REQUIREMENT 1: Output the part of the passage on launching the new republic, starting with "The newly constituted" and going on through "of Rights .".
REQUIREMENT 2: Using the passage on launching the new republic, mark each statement yes or no and quote the words that decide it: (a) The new government first assembled in Philadelphia in April 1789. (b) Madison wrote nineteen unsigned essays for the National Gazette. (c) Madison backed Hamilton's plan to charter a national bank in 1791.
REQUIREMENT 3: Render this sentence from the passage on launching the new republic in Spanish: "The newly constituted government assembled in New York in April 1789."

EXTRACT:
------------------------------

Launching the new republic

The newly constituted government assembled in New York in April 1789. Madison immediately assumed the leading role in the first federal congress, which was responsible for filling in the outline of the constitution as well as for the legislation which it had been created to permit. He took the lead in introducing the first federal tariff and in the creation of executive departments, carrying the point that executive officials should be subject to removal only by the president. Most importantly, he took upon himself the preparation of the constitutional amendments that became the Bill of Rights .

Throughout the process of constitutional reform Madison's insistence on a stronger federal government had been accompanied by commitment to a system that could not escape popular control. His numbers of The Federalist described the new regime as neither wholly national nor strictly federal in structure, but rather as an unprecedented compound in which state and central governments, each dependent on the people, would each be restricted to the responsibilities each was best equipped to meet while still able to check intrusions by the other. His commitment to a system only partly national in structure, and his recognition that a Bill of Rights would conciliate critics, led him to reverse his opposition to immediate constitutional amendment and persevere against the opposition of others in congress.

These ideas may help explain the ‘reversal' of positions often imputed to Madison. Even by the second session of the new congress he was alarmed by the dangers he saw in the proposals of Alexander Hamilton, the secretary of the treasury, including sectional inequities and the broad construction of the constitution involved in their justification. He protested against Hamilton's proposed chartering of a national bank in 1791 as exceeding the powers allowed by the constitution—excessive reliance on implied congressional authority would tend to transmute a limited, republican regime into a unitary system detrimental to the revolution. He and Jefferson encouraged Philip Freneau to found the National Gazette , a semi-weekly watchdog over the usurpations of government. Madison contributed nineteen unsigned essays to this, seeking to alert the people to the danger, while organizing an opposition in the house. Before the end of 1792, he and Jefferson were the acknowledged leaders of a movement that soon became the first political party of the modern sort: the Jeffersonian or democratic republicans, ancestors of the later Democratic Party, but generally referred to in this period as the republicans.

------------------------------

RECORD EXTRACTS:
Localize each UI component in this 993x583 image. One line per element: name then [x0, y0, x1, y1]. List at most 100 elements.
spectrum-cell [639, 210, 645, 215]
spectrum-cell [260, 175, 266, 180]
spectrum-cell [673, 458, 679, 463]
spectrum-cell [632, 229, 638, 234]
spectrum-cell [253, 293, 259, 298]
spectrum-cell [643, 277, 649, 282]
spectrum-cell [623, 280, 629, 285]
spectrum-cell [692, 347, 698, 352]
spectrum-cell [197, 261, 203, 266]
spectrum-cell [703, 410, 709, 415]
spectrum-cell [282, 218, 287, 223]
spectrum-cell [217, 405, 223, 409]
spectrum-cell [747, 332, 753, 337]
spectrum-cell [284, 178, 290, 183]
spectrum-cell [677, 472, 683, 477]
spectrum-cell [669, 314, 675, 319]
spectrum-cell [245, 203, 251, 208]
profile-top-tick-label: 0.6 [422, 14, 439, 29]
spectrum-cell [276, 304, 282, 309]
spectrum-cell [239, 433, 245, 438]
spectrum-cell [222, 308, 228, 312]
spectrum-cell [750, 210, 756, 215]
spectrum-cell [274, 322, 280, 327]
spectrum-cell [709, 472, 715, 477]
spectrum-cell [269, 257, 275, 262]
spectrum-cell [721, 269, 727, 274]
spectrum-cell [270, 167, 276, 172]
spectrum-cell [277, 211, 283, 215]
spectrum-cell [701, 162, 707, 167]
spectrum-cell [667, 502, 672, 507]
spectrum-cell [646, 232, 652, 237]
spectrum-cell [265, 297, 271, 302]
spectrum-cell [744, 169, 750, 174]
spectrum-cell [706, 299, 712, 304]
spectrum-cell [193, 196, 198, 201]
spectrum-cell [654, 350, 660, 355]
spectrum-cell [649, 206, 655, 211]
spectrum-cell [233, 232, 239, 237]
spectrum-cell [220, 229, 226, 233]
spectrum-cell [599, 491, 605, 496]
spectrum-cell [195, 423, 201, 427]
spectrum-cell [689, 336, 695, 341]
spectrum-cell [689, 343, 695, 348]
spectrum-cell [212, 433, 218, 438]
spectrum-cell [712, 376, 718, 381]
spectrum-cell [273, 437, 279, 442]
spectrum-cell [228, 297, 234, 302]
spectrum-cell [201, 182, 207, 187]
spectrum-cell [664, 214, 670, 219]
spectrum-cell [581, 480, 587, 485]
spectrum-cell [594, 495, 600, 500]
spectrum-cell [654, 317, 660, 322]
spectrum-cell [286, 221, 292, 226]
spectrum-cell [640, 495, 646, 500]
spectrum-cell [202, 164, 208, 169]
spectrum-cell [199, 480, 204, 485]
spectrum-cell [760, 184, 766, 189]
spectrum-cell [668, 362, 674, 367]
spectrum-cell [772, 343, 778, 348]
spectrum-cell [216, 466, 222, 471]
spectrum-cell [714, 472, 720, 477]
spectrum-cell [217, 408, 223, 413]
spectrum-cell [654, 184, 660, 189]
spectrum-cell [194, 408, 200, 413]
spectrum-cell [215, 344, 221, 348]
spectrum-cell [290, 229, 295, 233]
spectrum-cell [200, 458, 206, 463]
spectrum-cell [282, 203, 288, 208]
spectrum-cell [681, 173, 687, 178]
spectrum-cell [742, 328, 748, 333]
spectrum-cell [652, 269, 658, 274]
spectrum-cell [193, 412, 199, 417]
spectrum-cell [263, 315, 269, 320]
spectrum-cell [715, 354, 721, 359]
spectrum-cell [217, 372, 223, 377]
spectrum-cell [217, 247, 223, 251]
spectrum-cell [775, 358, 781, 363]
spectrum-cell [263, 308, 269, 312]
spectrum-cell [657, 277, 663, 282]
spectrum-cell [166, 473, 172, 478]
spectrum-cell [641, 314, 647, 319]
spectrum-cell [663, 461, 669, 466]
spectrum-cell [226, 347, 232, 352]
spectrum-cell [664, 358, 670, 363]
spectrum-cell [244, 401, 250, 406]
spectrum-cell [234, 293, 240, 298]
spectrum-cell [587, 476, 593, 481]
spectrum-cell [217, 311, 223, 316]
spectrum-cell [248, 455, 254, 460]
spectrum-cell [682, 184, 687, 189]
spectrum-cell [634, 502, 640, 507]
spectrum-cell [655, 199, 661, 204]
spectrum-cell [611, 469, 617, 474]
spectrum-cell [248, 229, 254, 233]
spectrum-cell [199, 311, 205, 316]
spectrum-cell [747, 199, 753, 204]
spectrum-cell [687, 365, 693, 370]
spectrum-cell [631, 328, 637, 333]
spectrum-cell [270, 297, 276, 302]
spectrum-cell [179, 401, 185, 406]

------------------------------

WRITTEN SOLUTION 1:
The newly constituted government assembled in New York in April 1789. Madison immediately assumed the leading role in the first federal congress, which was responsible for filling in the outline of the constitution as well as for the legislation which it had been created to permit. He took the lead in introducing the first federal tariff and in the creation of executive departments, carrying the point that executive officials should be subject to removal only by the president. Most importantly, he took upon himself the preparation of the constitutional amendments that became the Bill of Rights .

WRITTEN SOLUTION 2:
(a) No: "The newly constituted government assembled in New York in April 1789."
(b) Yes: "Madison contributed nineteen unsigned essays to this"
(c) No: "He protested against Hamilton's proposed chartering of a national bank in 1791"

WRITTEN SOLUTION 3: El gobierno recién constituido se reunió en Nueva York en abril de 1789.